[START OF Supplied data]

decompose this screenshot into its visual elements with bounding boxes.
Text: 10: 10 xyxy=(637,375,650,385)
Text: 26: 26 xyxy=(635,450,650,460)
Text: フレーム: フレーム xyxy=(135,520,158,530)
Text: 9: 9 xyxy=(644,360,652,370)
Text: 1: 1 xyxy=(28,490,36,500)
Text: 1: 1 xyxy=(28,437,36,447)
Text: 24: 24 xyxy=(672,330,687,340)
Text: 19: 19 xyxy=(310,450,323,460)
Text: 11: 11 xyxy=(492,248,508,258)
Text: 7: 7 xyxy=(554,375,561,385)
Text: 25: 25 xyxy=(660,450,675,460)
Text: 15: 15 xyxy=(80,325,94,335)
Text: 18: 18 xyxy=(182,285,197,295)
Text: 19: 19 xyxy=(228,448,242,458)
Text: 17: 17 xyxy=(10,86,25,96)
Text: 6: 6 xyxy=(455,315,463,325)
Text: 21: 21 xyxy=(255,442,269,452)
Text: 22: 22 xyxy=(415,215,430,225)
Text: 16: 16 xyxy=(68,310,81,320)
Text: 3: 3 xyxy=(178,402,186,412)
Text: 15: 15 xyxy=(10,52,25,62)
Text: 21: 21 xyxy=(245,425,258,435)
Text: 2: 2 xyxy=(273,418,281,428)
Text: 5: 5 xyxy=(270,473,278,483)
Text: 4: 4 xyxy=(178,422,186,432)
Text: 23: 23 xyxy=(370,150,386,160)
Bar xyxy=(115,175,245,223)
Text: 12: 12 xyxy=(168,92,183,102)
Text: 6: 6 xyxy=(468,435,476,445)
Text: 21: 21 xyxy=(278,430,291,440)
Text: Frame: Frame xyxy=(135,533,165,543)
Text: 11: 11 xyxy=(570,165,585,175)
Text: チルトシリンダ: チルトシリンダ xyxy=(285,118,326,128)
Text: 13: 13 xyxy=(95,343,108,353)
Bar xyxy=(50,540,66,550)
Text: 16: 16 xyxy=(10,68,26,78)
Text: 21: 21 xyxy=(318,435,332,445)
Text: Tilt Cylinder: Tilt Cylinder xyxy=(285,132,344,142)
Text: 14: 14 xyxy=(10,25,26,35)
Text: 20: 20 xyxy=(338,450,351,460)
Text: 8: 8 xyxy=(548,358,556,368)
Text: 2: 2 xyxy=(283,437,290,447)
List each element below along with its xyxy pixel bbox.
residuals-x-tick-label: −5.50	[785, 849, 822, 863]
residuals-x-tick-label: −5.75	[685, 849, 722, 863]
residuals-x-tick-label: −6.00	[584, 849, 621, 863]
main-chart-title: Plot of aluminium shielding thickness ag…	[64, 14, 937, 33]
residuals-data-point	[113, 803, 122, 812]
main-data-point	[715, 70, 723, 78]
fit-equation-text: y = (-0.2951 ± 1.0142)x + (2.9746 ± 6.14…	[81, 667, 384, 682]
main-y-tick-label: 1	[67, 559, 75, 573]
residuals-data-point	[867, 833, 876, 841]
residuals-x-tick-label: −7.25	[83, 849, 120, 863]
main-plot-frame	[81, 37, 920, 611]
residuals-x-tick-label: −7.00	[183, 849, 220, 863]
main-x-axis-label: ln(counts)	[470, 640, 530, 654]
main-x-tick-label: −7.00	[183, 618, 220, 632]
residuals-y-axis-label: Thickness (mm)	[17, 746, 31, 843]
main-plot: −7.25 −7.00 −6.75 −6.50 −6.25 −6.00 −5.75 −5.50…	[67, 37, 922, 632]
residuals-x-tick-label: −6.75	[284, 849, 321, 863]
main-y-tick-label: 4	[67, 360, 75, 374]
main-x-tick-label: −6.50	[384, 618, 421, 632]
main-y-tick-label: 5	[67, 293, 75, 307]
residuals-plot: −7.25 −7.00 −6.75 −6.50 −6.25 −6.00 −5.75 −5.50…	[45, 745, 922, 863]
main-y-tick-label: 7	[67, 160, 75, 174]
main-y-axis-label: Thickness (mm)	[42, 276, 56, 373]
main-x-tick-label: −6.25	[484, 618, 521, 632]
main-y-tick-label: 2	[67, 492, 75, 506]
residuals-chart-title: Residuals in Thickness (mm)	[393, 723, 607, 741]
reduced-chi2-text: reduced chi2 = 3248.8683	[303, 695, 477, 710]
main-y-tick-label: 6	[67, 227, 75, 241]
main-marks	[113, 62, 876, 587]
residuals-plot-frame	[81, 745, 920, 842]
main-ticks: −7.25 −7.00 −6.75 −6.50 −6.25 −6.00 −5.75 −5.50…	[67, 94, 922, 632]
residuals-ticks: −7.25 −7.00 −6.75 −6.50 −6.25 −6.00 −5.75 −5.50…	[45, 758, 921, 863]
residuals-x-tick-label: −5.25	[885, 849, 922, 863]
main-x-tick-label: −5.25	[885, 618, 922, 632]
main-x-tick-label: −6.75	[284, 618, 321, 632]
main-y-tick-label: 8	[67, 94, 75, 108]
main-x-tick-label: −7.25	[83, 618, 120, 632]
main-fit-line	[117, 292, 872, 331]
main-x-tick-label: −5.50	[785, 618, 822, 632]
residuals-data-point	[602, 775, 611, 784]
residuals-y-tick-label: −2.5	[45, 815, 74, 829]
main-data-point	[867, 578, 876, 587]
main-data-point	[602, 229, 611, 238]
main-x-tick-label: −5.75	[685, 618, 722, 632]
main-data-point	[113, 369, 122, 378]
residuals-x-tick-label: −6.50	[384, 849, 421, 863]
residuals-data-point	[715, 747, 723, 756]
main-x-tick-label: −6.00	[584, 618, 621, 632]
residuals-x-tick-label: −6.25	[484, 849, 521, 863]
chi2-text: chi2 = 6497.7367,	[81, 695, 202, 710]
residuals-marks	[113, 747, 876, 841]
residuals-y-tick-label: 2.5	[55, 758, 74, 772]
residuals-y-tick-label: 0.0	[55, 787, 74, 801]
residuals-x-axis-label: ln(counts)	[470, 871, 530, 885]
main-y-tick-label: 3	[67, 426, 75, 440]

[END OF Supplied data]

Written problem. Could you set down every line of the material above again, word for word, without changing anything?

Result.
decompose this screenshot into its visual elements with bounding boxes.
Text: 10: 10 xyxy=(637,375,650,385)
Text: 26: 26 xyxy=(635,450,650,460)
Text: フレーム: フレーム xyxy=(135,520,158,530)
Text: 9: 9 xyxy=(644,360,652,370)
Text: 1: 1 xyxy=(28,490,36,500)
Text: 1: 1 xyxy=(28,437,36,447)
Text: 24: 24 xyxy=(672,330,687,340)
Text: 19: 19 xyxy=(310,450,323,460)
Text: 11: 11 xyxy=(492,248,508,258)
Text: 7: 7 xyxy=(554,375,561,385)
Text: 25: 25 xyxy=(660,450,675,460)
Text: 15: 15 xyxy=(80,325,94,335)
Text: 18: 18 xyxy=(182,285,197,295)
Text: 19: 19 xyxy=(228,448,242,458)
Text: 17: 17 xyxy=(10,86,25,96)
Text: 6: 6 xyxy=(455,315,463,325)
Text: 21: 21 xyxy=(255,442,269,452)
Text: 22: 22 xyxy=(415,215,430,225)
Text: 16: 16 xyxy=(68,310,81,320)
Text: 3: 3 xyxy=(178,402,186,412)
Text: 15: 15 xyxy=(10,52,25,62)
Text: 21: 21 xyxy=(245,425,258,435)
Text: 2: 2 xyxy=(273,418,281,428)
Text: 5: 5 xyxy=(270,473,278,483)
Text: 4: 4 xyxy=(178,422,186,432)
Text: 23: 23 xyxy=(370,150,386,160)
Bar xyxy=(115,175,245,223)
Text: 12: 12 xyxy=(168,92,183,102)
Text: 6: 6 xyxy=(468,435,476,445)
Text: 21: 21 xyxy=(278,430,291,440)
Text: Frame: Frame xyxy=(135,533,165,543)
Text: 11: 11 xyxy=(570,165,585,175)
Text: チルトシリンダ: チルトシリンダ xyxy=(285,118,326,128)
Text: 13: 13 xyxy=(95,343,108,353)
Bar xyxy=(50,540,66,550)
Text: 16: 16 xyxy=(10,68,26,78)
Text: 21: 21 xyxy=(318,435,332,445)
Text: Tilt Cylinder: Tilt Cylinder xyxy=(285,132,344,142)
Text: 14: 14 xyxy=(10,25,26,35)
Text: 20: 20 xyxy=(338,450,351,460)
Text: 8: 8 xyxy=(548,358,556,368)
Text: 2: 2 xyxy=(283,437,290,447)
List each element below along with its xyxy pixel bbox.
residuals-x-tick-label: −5.50	[785, 849, 822, 863]
residuals-x-tick-label: −5.75	[685, 849, 722, 863]
residuals-x-tick-label: −6.00	[584, 849, 621, 863]
main-chart-title: Plot of aluminium shielding thickness ag…	[64, 14, 937, 33]
residuals-data-point	[113, 803, 122, 812]
main-data-point	[715, 70, 723, 78]
fit-equation-text: y = (-0.2951 ± 1.0142)x + (2.9746 ± 6.14…	[81, 667, 384, 682]
main-y-tick-label: 1	[67, 559, 75, 573]
residuals-data-point	[867, 833, 876, 841]
residuals-x-tick-label: −7.25	[83, 849, 120, 863]
main-plot-frame	[81, 37, 920, 611]
residuals-x-tick-label: −7.00	[183, 849, 220, 863]
main-x-axis-label: ln(counts)	[470, 640, 530, 654]
main-x-tick-label: −7.00	[183, 618, 220, 632]
residuals-y-axis-label: Thickness (mm)	[17, 746, 31, 843]
main-plot: −7.25 −7.00 −6.75 −6.50 −6.25 −6.00 −5.75 −5.50…	[67, 37, 922, 632]
residuals-x-tick-label: −6.75	[284, 849, 321, 863]
main-y-tick-label: 4	[67, 360, 75, 374]
main-x-tick-label: −6.50	[384, 618, 421, 632]
main-y-tick-label: 5	[67, 293, 75, 307]
residuals-plot: −7.25 −7.00 −6.75 −6.50 −6.25 −6.00 −5.75 −5.50…	[45, 745, 922, 863]
main-y-tick-label: 7	[67, 160, 75, 174]
main-y-axis-label: Thickness (mm)	[42, 276, 56, 373]
main-x-tick-label: −6.25	[484, 618, 521, 632]
main-y-tick-label: 2	[67, 492, 75, 506]
residuals-chart-title: Residuals in Thickness (mm)	[393, 723, 607, 741]
reduced-chi2-text: reduced chi2 = 3248.8683	[303, 695, 477, 710]
main-y-tick-label: 6	[67, 227, 75, 241]
main-marks	[113, 62, 876, 587]
residuals-plot-frame	[81, 745, 920, 842]
main-ticks: −7.25 −7.00 −6.75 −6.50 −6.25 −6.00 −5.75 −5.50…	[67, 94, 922, 632]
residuals-ticks: −7.25 −7.00 −6.75 −6.50 −6.25 −6.00 −5.75 −5.50…	[45, 758, 921, 863]
residuals-x-tick-label: −5.25	[885, 849, 922, 863]
main-x-tick-label: −5.25	[885, 618, 922, 632]
main-x-tick-label: −6.75	[284, 618, 321, 632]
main-y-tick-label: 8	[67, 94, 75, 108]
main-x-tick-label: −7.25	[83, 618, 120, 632]
main-fit-line	[117, 292, 872, 331]
main-x-tick-label: −5.50	[785, 618, 822, 632]
residuals-data-point	[602, 775, 611, 784]
residuals-y-tick-label: −2.5	[45, 815, 74, 829]
main-data-point	[867, 578, 876, 587]
main-data-point	[602, 229, 611, 238]
main-x-tick-label: −5.75	[685, 618, 722, 632]
main-data-point	[113, 369, 122, 378]
residuals-x-tick-label: −6.50	[384, 849, 421, 863]
residuals-data-point	[715, 747, 723, 756]
main-x-tick-label: −6.00	[584, 618, 621, 632]
residuals-x-tick-label: −6.25	[484, 849, 521, 863]
chi2-text: chi2 = 6497.7367,	[81, 695, 202, 710]
residuals-marks	[113, 747, 876, 841]
residuals-y-tick-label: 2.5	[55, 758, 74, 772]
residuals-y-tick-label: 0.0	[55, 787, 74, 801]
residuals-x-axis-label: ln(counts)	[470, 871, 530, 885]
main-y-tick-label: 3	[67, 426, 75, 440]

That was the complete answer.